TASK GOAL => Every line below is to be quoted exactly, with nothing added or dropped.

RECORDS FOR THE TASK =>
________________

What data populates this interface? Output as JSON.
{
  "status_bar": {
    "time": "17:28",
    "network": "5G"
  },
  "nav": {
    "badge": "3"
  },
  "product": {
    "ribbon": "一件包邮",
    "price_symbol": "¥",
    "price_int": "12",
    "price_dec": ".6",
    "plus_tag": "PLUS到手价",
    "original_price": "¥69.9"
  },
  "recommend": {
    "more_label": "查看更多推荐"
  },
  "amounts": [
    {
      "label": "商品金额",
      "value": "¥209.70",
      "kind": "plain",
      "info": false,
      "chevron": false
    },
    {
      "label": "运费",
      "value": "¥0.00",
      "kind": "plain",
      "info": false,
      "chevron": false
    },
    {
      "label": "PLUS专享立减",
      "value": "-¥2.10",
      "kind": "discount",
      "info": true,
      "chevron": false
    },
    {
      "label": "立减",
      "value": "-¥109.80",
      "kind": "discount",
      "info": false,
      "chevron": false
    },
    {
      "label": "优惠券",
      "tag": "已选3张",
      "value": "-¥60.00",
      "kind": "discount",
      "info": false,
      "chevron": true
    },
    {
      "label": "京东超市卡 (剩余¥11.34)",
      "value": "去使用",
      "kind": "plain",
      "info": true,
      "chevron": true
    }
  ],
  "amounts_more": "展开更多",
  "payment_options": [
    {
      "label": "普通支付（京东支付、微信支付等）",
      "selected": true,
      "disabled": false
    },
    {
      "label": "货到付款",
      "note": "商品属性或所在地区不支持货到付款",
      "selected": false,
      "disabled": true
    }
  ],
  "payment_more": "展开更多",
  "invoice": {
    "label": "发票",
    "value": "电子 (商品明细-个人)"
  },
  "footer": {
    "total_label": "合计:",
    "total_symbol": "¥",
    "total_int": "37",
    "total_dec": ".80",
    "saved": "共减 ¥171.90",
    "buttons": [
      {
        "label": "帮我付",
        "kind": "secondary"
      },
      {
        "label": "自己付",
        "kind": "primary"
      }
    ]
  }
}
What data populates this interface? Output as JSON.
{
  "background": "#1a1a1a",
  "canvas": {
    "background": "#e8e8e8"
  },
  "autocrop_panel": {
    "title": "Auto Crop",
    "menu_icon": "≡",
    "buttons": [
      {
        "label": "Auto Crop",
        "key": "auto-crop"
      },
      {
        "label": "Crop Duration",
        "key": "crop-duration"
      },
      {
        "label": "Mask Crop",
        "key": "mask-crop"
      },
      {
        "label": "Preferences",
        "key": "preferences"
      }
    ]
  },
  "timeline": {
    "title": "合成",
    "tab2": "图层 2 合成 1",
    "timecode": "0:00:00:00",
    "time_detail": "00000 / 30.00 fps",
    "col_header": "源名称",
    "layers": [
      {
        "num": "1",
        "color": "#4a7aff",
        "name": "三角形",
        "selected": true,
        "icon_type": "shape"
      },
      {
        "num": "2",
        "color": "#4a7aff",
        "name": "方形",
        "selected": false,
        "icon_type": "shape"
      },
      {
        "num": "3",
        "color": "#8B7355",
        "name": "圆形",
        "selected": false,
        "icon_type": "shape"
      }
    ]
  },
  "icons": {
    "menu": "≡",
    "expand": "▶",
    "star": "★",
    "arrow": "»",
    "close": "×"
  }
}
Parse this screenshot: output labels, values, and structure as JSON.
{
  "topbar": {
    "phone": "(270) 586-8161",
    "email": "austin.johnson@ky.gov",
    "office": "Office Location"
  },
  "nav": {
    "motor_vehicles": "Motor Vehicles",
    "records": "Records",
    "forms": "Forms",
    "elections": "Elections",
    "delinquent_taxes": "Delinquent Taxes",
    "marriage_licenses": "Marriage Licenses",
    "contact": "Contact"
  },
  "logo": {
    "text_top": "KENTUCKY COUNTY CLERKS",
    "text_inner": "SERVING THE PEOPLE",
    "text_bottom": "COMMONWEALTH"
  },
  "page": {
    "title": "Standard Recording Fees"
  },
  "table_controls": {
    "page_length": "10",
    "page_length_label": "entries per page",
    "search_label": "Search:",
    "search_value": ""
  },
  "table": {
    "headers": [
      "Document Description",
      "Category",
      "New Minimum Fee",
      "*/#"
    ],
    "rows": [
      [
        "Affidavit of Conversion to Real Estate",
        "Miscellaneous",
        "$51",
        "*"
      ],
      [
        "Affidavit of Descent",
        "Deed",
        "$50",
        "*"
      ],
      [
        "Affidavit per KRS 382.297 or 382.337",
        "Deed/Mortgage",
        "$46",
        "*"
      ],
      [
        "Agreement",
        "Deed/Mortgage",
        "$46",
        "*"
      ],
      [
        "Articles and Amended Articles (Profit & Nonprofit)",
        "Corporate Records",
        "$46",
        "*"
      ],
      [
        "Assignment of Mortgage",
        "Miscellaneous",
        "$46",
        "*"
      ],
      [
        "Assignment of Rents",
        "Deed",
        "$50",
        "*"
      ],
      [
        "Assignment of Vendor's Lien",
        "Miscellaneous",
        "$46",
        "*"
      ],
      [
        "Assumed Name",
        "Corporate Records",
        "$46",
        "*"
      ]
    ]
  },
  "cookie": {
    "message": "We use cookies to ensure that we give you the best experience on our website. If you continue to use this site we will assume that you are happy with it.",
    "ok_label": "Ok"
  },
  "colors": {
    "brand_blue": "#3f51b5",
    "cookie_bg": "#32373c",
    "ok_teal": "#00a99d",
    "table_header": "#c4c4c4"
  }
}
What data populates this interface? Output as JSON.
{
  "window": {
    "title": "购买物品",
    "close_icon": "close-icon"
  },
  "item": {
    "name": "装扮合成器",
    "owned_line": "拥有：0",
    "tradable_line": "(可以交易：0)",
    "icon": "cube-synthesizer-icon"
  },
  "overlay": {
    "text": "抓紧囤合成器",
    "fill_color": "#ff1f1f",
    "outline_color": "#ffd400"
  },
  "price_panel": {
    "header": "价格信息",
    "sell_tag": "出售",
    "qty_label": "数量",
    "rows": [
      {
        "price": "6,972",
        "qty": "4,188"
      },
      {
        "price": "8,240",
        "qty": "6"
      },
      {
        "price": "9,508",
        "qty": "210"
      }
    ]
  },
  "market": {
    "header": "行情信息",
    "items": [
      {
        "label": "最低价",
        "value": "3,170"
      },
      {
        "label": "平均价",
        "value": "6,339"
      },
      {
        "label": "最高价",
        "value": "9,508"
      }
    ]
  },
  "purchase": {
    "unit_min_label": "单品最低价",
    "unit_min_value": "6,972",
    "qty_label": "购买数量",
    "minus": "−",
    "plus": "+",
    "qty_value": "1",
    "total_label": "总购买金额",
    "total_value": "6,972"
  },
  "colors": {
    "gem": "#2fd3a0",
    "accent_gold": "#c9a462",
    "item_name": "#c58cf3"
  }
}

________________

WRITTEN RESPONSE =>
What data populates this interface? Output as JSON.
{
  "status_bar": {
    "time": "17:28",
    "network": "5G"
  },
  "nav": {
    "badge": "3"
  },
  "product": {
    "ribbon": "一件包邮",
    "price_symbol": "¥",
    "price_int": "12",
    "price_dec": ".6",
    "plus_tag": "PLUS到手价",
    "original_price": "¥69.9"
  },
  "recommend": {
    "more_label": "查看更多推荐"
  },
  "amounts": [
    {
      "label": "商品金额",
      "value": "¥209.70",
      "kind": "plain",
      "info": false,
      "chevron": false
    },
    {
      "label": "运费",
      "value": "¥0.00",
      "kind": "plain",
      "info": false,
      "chevron": false
    },
    {
      "label": "PLUS专享立减",
      "value": "-¥2.10",
      "kind": "discount",
      "info": true,
      "chevron": false
    },
    {
      "label": "立减",
      "value": "-¥109.80",
      "kind": "discount",
      "info": false,
      "chevron": false
    },
    {
      "label": "优惠券",
      "tag": "已选3张",
      "value": "-¥60.00",
      "kind": "discount",
      "info": false,
      "chevron": true
    },
    {
      "label": "京东超市卡 (剩余¥11.34)",
      "value": "去使用",
      "kind": "plain",
      "info": true,
      "chevron": true
    }
  ],
  "amounts_more": "展开更多",
  "payment_options": [
    {
      "label": "普通支付（京东支付、微信支付等）",
      "selected": true,
      "disabled": false
    },
    {
      "label": "货到付款",
      "note": "商品属性或所在地区不支持货到付款",
      "selected": false,
      "disabled": true
    }
  ],
  "payment_more": "展开更多",
  "invoice": {
    "label": "发票",
    "value": "电子 (商品明细-个人)"
  },
  "footer": {
    "total_label": "合计:",
    "total_symbol": "¥",
    "total_int": "37",
    "total_dec": ".80",
    "saved": "共减 ¥171.90",
    "buttons": [
      {
        "label": "帮我付",
        "kind": "secondary"
      },
      {
        "label": "自己付",
        "kind": "primary"
      }
    ]
  }
}
What data populates this interface? Output as JSON.
{
  "background": "#1a1a1a",
  "canvas": {
    "background": "#e8e8e8"
  },
  "autocrop_panel": {
    "title": "Auto Crop",
    "menu_icon": "≡",
    "buttons": [
      {
        "label": "Auto Crop",
        "key": "auto-crop"
      },
      {
        "label": "Crop Duration",
        "key": "crop-duration"
      },
      {
        "label": "Mask Crop",
        "key": "mask-crop"
      },
      {
        "label": "Preferences",
        "key": "preferences"
      }
    ]
  },
  "timeline": {
    "title": "合成",
    "tab2": "图层 2 合成 1",
    "timecode": "0:00:00:00",
    "time_detail": "00000 / 30.00 fps",
    "col_header": "源名称",
    "layers": [
      {
        "num": "1",
        "color": "#4a7aff",
        "name": "三角形",
        "selected": true,
        "icon_type": "shape"
      },
      {
        "num": "2",
        "color": "#4a7aff",
        "name": "方形",
        "selected": false,
        "icon_type": "shape"
      },
      {
        "num": "3",
        "color": "#8B7355",
        "name": "圆形",
        "selected": false,
        "icon_type": "shape"
      }
    ]
  },
  "icons": {
    "menu": "≡",
    "expand": "▶",
    "star": "★",
    "arrow": "»",
    "close": "×"
  }
}
Parse this screenshot: output labels, values, and structure as JSON.
{
  "topbar": {
    "phone": "(270) 586-8161",
    "email": "austin.johnson@ky.gov",
    "office": "Office Location"
  },
  "nav": {
    "motor_vehicles": "Motor Vehicles",
    "records": "Records",
    "forms": "Forms",
    "elections": "Elections",
    "delinquent_taxes": "Delinquent Taxes",
    "marriage_licenses": "Marriage Licenses",
    "contact": "Contact"
  },
  "logo": {
    "text_top": "KENTUCKY COUNTY CLERKS",
    "text_inner": "SERVING THE PEOPLE",
    "text_bottom": "COMMONWEALTH"
  },
  "page": {
    "title": "Standard Recording Fees"
  },
  "table_controls": {
    "page_length": "10",
    "page_length_label": "entries per page",
    "search_label": "Search:",
    "search_value": ""
  },
  "table": {
    "headers": [
      "Document Description",
      "Category",
      "New Minimum Fee",
      "*/#"
    ],
    "rows": [
      [
        "Affidavit of Conversion to Real Estate",
        "Miscellaneous",
        "$51",
        "*"
      ],
      [
        "Affidavit of Descent",
        "Deed",
        "$50",
        "*"
      ],
      [
        "Affidavit per KRS 382.297 or 382.337",
        "Deed/Mortgage",
        "$46",
        "*"
      ],
      [
        "Agreement",
        "Deed/Mortgage",
        "$46",
        "*"
      ],
      [
        "Articles and Amended Articles (Profit & Nonprofit)",
        "Corporate Records",
        "$46",
        "*"
      ],
      [
        "Assignment of Mortgage",
        "Miscellaneous",
        "$46",
        "*"
      ],
      [
        "Assignment of Rents",
        "Deed",
        "$50",
        "*"
      ],
      [
        "Assignment of Vendor's Lien",
        "Miscellaneous",
        "$46",
        "*"
      ],
      [
        "Assumed Name",
        "Corporate Records",
        "$46",
        "*"
      ]
    ]
  },
  "cookie": {
    "message": "We use cookies to ensure that we give you the best experience on our website. If you continue to use this site we will assume that you are happy with it.",
    "ok_label": "Ok"
  },
  "colors": {
    "brand_blue": "#3f51b5",
    "cookie_bg": "#32373c",
    "ok_teal": "#00a99d",
    "table_header": "#c4c4c4"
  }
}
What data populates this interface? Output as JSON.
{
  "window": {
    "title": "购买物品",
    "close_icon": "close-icon"
  },
  "item": {
    "name": "装扮合成器",
    "owned_line": "拥有：0",
    "tradable_line": "(可以交易：0)",
    "icon": "cube-synthesizer-icon"
  },
  "overlay": {
    "text": "抓紧囤合成器",
    "fill_color": "#ff1f1f",
    "outline_color": "#ffd400"
  },
  "price_panel": {
    "header": "价格信息",
    "sell_tag": "出售",
    "qty_label": "数量",
    "rows": [
      {
        "price": "6,972",
        "qty": "4,188"
      },
      {
        "price": "8,240",
        "qty": "6"
      },
      {
        "price": "9,508",
        "qty": "210"
      }
    ]
  },
  "market": {
    "header": "行情信息",
    "items": [
      {
        "label": "最低价",
        "value": "3,170"
      },
      {
        "label": "平均价",
        "value": "6,339"
      },
      {
        "label": "最高价",
        "value": "9,508"
      }
    ]
  },
  "purchase": {
    "unit_min_label": "单品最低价",
    "unit_min_value": "6,972",
    "qty_label": "购买数量",
    "minus": "−",
    "plus": "+",
    "qty_value": "1",
    "total_label": "总购买金额",
    "total_value": "6,972"
  },
  "colors": {
    "gem": "#2fd3a0",
    "accent_gold": "#c9a462",
    "item_name": "#c58cf3"
  }
}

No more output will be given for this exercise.